▶ _SUPPLIED INFORMATION_:
>>>
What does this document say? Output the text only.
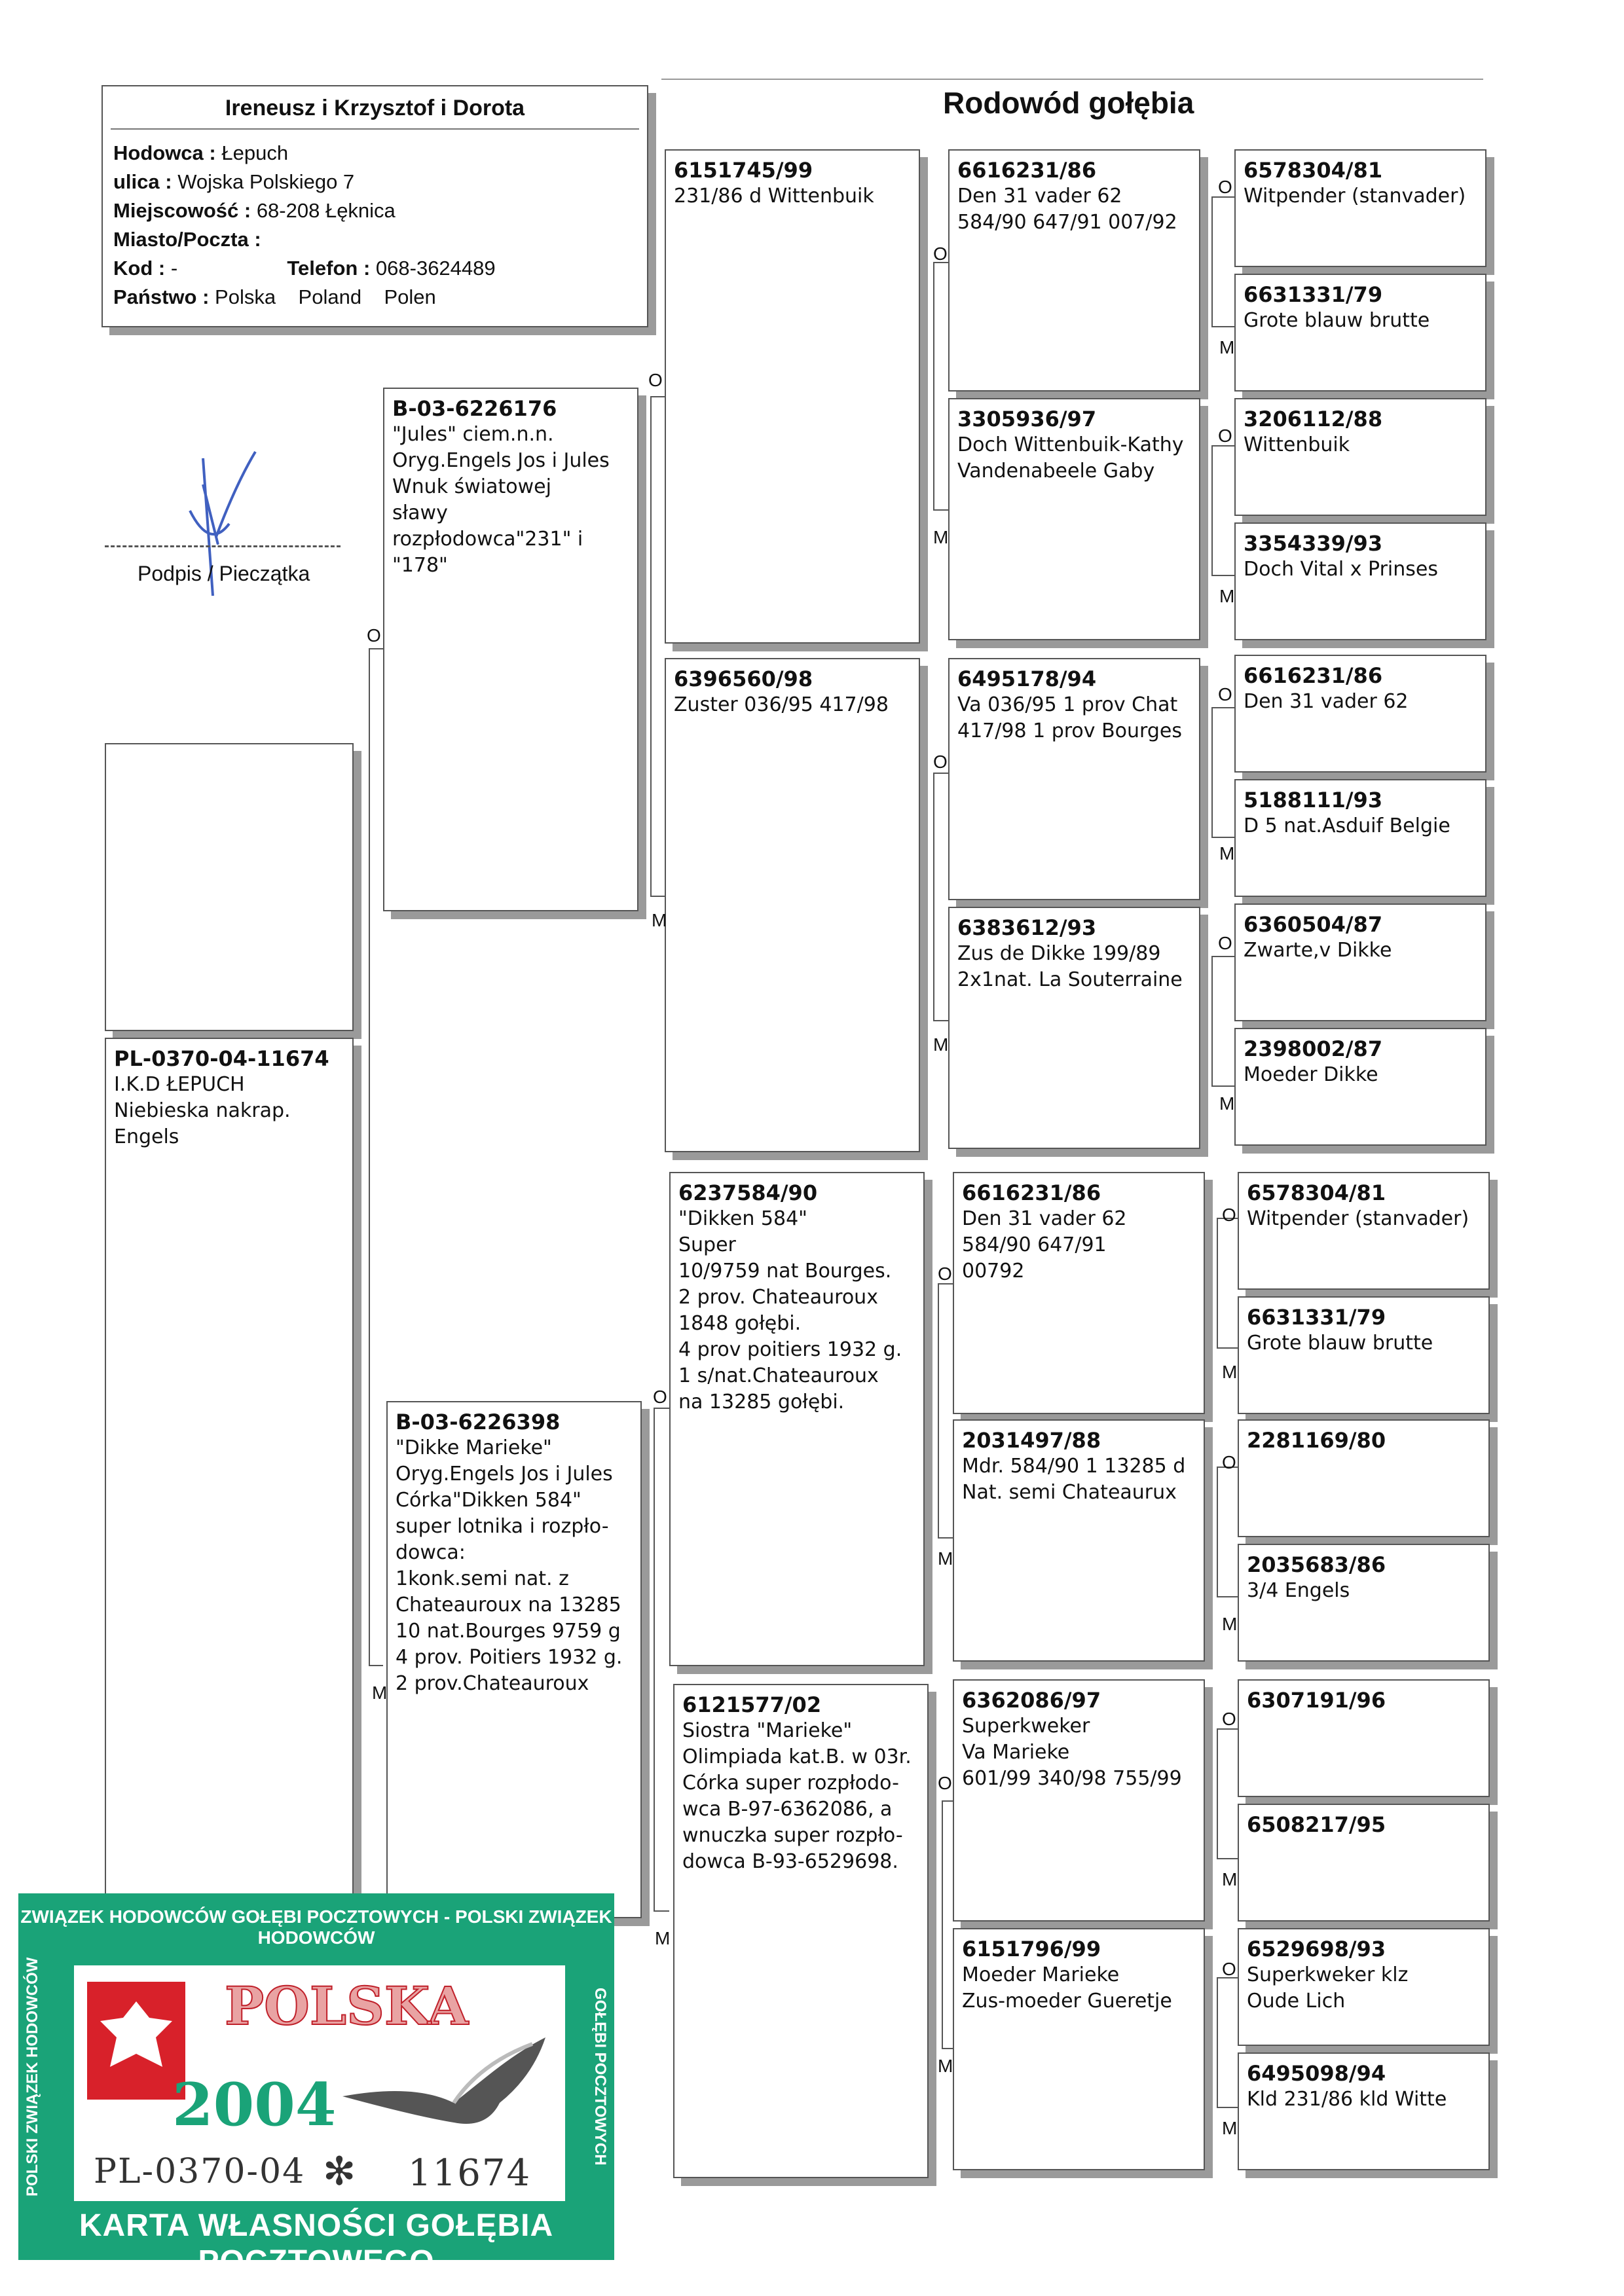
Rodowód gołębia
Ireneusz i Krzysztof i Dorota
Hodowca : Łepuch
ulica : Wojska Polskiego 7
Miejscowość : 68-208 Łęknica
Miasto/Poczta :
Kod : -	Telefon : 068-3624489
Państwo : Polska    Poland    Polen
Podpis / Pieczątka
PL-0370-04-11674
I.K.D ŁEPUCH
Niebieska nakrap.
Engels
B-03-6226176
"Jules" ciem.n.n.
Oryg.Engels Jos i Jules
Wnuk światowej
sławy
rozpłodowca"231" i
"178"
B-03-6226398
"Dikke Marieke"
Oryg.Engels Jos i Jules
Córka"Dikken 584"
super lotnika i rozpło-
dowca:
1konk.semi nat. z
Chateauroux na 13285
10 nat.Bourges 9759 g
4 prov. Poitiers 1932 g.
2 prov.Chateauroux
6151745/99
231/86 d Wittenbuik
6396560/98
Zuster 036/95 417/98
6237584/90
"Dikken 584"
Super
10/9759 nat Bourges.
2 prov. Chateauroux
1848 gołębi.
4 prov poitiers 1932 g.
1 s/nat.Chateauroux
na 13285 gołębi.
6121577/02
Siostra "Marieke"
Olimpiada kat.B. w 03r.
Córka super rozpłodo-
wca B-97-6362086, a
wnuczka super rozpło-
dowca B-93-6529698.
6616231/86
Den 31 vader 62
584/90 647/91 007/92
3305936/97
Doch Wittenbuik-Kathy
Vandenabeele Gaby
6495178/94
Va 036/95 1 prov Chat
417/98 1 prov Bourges
6383612/93
Zus de Dikke 199/89
2x1nat. La Souterraine
6616231/86
Den 31 vader 62
584/90 647/91
00792
2031497/88
Mdr. 584/90 1 13285 d
Nat. semi Chateaurux
6362086/97
Superkweker
Va Marieke
601/99 340/98 755/99
6151796/99
Moeder Marieke
Zus-moeder Gueretje
6578304/81
Witpender (stanvader)
6631331/79
Grote blauw brutte
3206112/88
Wittenbuik
3354339/93
Doch Vital x Prinses
6616231/86
Den 31 vader 62
5188111/93
D 5 nat.Asduif Belgie
6360504/87
Zwarte,v Dikke
2398002/87
Moeder Dikke
6578304/81
Witpender (stanvader)
6631331/79
Grote blauw brutte
2281169/80
2035683/86
3/4 Engels
6307191/96
6508217/95
6529698/93
Superkweker klz
Oude Lich
6495098/94
Kld 231/86 kld Witte
O
M
O
M
O
M
O
M
O
M
O
M
O
M
O
M
O
M
O
M
O
M
O
M
O
M
O
M
O
M
ZWIĄZEK HODOWCÓW GOŁĘBI POCZTOWYCH - POLSKI ZWIĄZEK HODOWCÓW
POLSKI ZWIĄZEK HODOWCÓW	GOŁĘBI POCZTOWYCH
POLSKA
2004
PL-0370-04 ✻ 11674
KARTA WŁASNOŚCI GOŁĘBIA POCZTOWEGO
<<<
▶ _REQUIRED WORK_:
Output all of the data exactly as it stands, minus any images.

▶ _EXERCISE OUTPUT_:
What does this document say? Output the text only.
Rodowód gołębia
Ireneusz i Krzysztof i Dorota
Hodowca : Łepuch
ulica : Wojska Polskiego 7
Miejscowość : 68-208 Łęknica
Miasto/Poczta :
Kod : -	Telefon : 068-3624489
Państwo : Polska    Poland    Polen
Podpis / Pieczątka
PL-0370-04-11674
I.K.D ŁEPUCH
Niebieska nakrap.
Engels
B-03-6226176
"Jules" ciem.n.n.
Oryg.Engels Jos i Jules
Wnuk światowej
sławy
rozpłodowca"231" i
"178"
B-03-6226398
"Dikke Marieke"
Oryg.Engels Jos i Jules
Córka"Dikken 584"
super lotnika i rozpło-
dowca:
1konk.semi nat. z
Chateauroux na 13285
10 nat.Bourges 9759 g
4 prov. Poitiers 1932 g.
2 prov.Chateauroux
6151745/99
231/86 d Wittenbuik
6396560/98
Zuster 036/95 417/98
6237584/90
"Dikken 584"
Super
10/9759 nat Bourges.
2 prov. Chateauroux
1848 gołębi.
4 prov poitiers 1932 g.
1 s/nat.Chateauroux
na 13285 gołębi.
6121577/02
Siostra "Marieke"
Olimpiada kat.B. w 03r.
Córka super rozpłodo-
wca B-97-6362086, a
wnuczka super rozpło-
dowca B-93-6529698.
6616231/86
Den 31 vader 62
584/90 647/91 007/92
3305936/97
Doch Wittenbuik-Kathy
Vandenabeele Gaby
6495178/94
Va 036/95 1 prov Chat
417/98 1 prov Bourges
6383612/93
Zus de Dikke 199/89
2x1nat. La Souterraine
6616231/86
Den 31 vader 62
584/90 647/91
00792
2031497/88
Mdr. 584/90 1 13285 d
Nat. semi Chateaurux
6362086/97
Superkweker
Va Marieke
601/99 340/98 755/99
6151796/99
Moeder Marieke
Zus-moeder Gueretje
6578304/81
Witpender (stanvader)
6631331/79
Grote blauw brutte
3206112/88
Wittenbuik
3354339/93
Doch Vital x Prinses
6616231/86
Den 31 vader 62
5188111/93
D 5 nat.Asduif Belgie
6360504/87
Zwarte,v Dikke
2398002/87
Moeder Dikke
6578304/81
Witpender (stanvader)
6631331/79
Grote blauw brutte
2281169/80
2035683/86
3/4 Engels
6307191/96
6508217/95
6529698/93
Superkweker klz
Oude Lich
6495098/94
Kld 231/86 kld Witte
O
M
O
M
O
M
O
M
O
M
O
M
O
M
O
M
O
M
O
M
O
M
O
M
O
M
O
M
O
M
ZWIĄZEK HODOWCÓW GOŁĘBI POCZTOWYCH - POLSKI ZWIĄZEK HODOWCÓW
POLSKI ZWIĄZEK HODOWCÓW	GOŁĘBI POCZTOWYCH
POLSKA
2004
PL-0370-04 ✻ 11674
KARTA WŁASNOŚCI GOŁĘBIA POCZTOWEGO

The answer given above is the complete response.